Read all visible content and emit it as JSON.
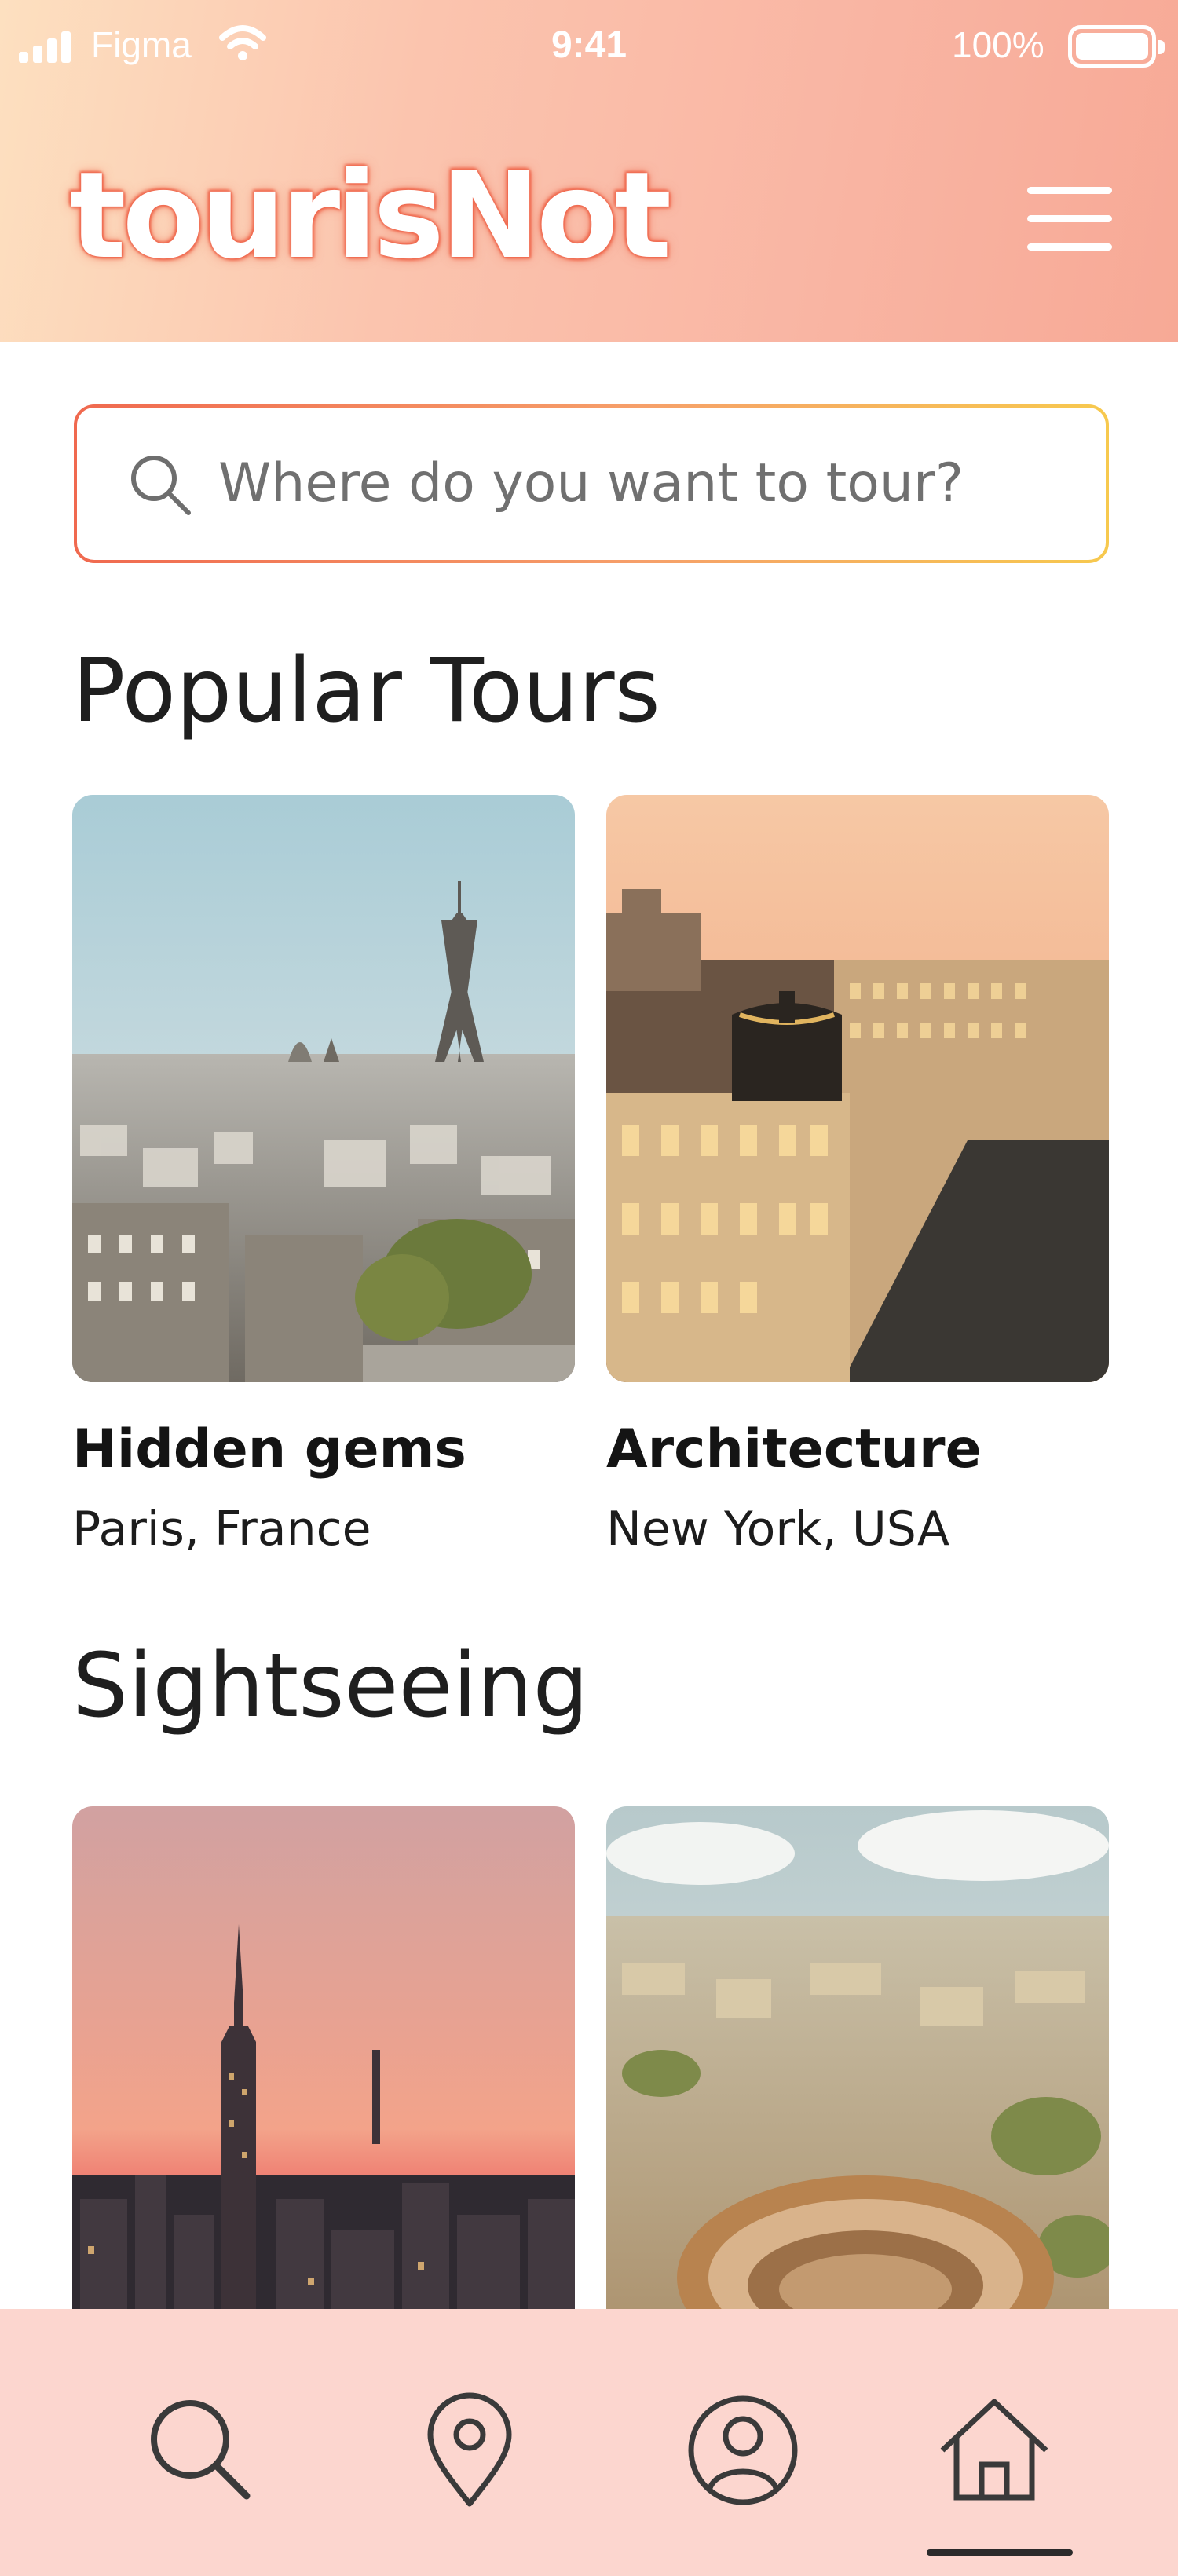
{
  "status_bar": {
    "carrier": "Figma",
    "time": "9:41",
    "battery": "100%"
  },
  "header": {
    "logo": "tourisNot",
    "menu_icon": "hamburger-menu-icon"
  },
  "search": {
    "placeholder": "Where do you want to tour?",
    "icon": "search-icon"
  },
  "sections": [
    {
      "title": "Popular Tours",
      "cards": [
        {
          "title": "Hidden gems",
          "subtitle": "Paris, France",
          "image": "paris-skyline-eiffel-tower-photo"
        },
        {
          "title": "Architecture",
          "subtitle": "New York, USA",
          "image": "domed-building-city-avenue-photo"
        }
      ]
    },
    {
      "title": "Sightseeing",
      "cards": [
        {
          "image": "empire-state-building-sunset-photo"
        },
        {
          "image": "rome-colosseum-aerial-photo"
        }
      ]
    }
  ],
  "bottom_nav": {
    "items": [
      "search-icon",
      "location-pin-icon",
      "profile-icon",
      "home-icon"
    ],
    "active": "home-icon"
  },
  "colors": {
    "header_gradient_start": "#fde0c0",
    "header_gradient_end": "#f7a996",
    "logo_outline": "#f0694f",
    "search_border_start": "#f0694f",
    "search_border_end": "#f7c94e",
    "nav_background": "#fcd6cf",
    "icon_stroke": "#3a3a3a"
  }
}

....................

Quote all the records verbatim, dropping any pictures from your copy.

** The output **
Read all visible content and emit it as JSON.
{
  "status_bar": {
    "carrier": "Figma",
    "time": "9:41",
    "battery": "100%"
  },
  "header": {
    "logo": "tourisNot",
    "menu_icon": "hamburger-menu-icon"
  },
  "search": {
    "placeholder": "Where do you want to tour?",
    "icon": "search-icon"
  },
  "sections": [
    {
      "title": "Popular Tours",
      "cards": [
        {
          "title": "Hidden gems",
          "subtitle": "Paris, France",
          "image": "paris-skyline-eiffel-tower-photo"
        },
        {
          "title": "Architecture",
          "subtitle": "New York, USA",
          "image": "domed-building-city-avenue-photo"
        }
      ]
    },
    {
      "title": "Sightseeing",
      "cards": [
        {
          "image": "empire-state-building-sunset-photo"
        },
        {
          "image": "rome-colosseum-aerial-photo"
        }
      ]
    }
  ],
  "bottom_nav": {
    "items": [
      "search-icon",
      "location-pin-icon",
      "profile-icon",
      "home-icon"
    ],
    "active": "home-icon"
  },
  "colors": {
    "header_gradient_start": "#fde0c0",
    "header_gradient_end": "#f7a996",
    "logo_outline": "#f0694f",
    "search_border_start": "#f0694f",
    "search_border_end": "#f7c94e",
    "nav_background": "#fcd6cf",
    "icon_stroke": "#3a3a3a"
  }
}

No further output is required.